AIM OF THE EXERCISE
Go through the listing below and gather every line with the word "Inspectn".

Extracted records
>> START

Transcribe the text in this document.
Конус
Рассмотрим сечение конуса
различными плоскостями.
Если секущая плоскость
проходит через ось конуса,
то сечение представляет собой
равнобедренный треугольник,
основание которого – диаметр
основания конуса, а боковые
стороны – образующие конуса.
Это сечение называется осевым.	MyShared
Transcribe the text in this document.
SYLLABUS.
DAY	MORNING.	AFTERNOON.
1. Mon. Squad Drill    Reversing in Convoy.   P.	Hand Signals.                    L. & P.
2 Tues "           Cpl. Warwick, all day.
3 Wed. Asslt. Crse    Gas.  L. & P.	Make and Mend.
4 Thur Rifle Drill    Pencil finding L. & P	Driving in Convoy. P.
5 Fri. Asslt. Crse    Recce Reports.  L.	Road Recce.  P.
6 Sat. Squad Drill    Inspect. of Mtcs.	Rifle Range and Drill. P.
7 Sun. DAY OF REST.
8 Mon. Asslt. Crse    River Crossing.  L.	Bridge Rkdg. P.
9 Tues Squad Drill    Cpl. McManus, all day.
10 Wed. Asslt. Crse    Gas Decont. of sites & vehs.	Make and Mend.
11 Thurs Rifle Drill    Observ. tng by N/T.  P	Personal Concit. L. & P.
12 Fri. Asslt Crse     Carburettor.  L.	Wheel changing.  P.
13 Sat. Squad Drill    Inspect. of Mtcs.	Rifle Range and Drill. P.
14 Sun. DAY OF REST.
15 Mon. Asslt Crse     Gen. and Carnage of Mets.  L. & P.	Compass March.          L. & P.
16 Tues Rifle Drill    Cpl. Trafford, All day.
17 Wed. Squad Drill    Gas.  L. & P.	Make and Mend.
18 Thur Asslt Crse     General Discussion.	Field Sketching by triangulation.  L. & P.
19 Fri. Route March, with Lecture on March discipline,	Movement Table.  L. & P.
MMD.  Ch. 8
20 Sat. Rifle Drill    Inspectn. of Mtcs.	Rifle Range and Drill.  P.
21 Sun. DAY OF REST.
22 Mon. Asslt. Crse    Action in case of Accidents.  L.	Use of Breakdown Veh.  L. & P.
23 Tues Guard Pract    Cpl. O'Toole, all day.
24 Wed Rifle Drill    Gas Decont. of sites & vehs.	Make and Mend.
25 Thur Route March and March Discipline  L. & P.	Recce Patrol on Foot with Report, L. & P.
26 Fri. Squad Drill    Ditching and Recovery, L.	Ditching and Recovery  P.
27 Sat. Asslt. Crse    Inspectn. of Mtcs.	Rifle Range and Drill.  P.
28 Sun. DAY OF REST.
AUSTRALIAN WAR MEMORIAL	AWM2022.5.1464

>> END

TASK RESPONSE
20 Sat. Rifle Drill    Inspectn. of Mtcs.	Rifle Range and Drill.  P.
27 Sat. Asslt. Crse    Inspectn. of Mtcs.	Rifle Range and Drill.  P.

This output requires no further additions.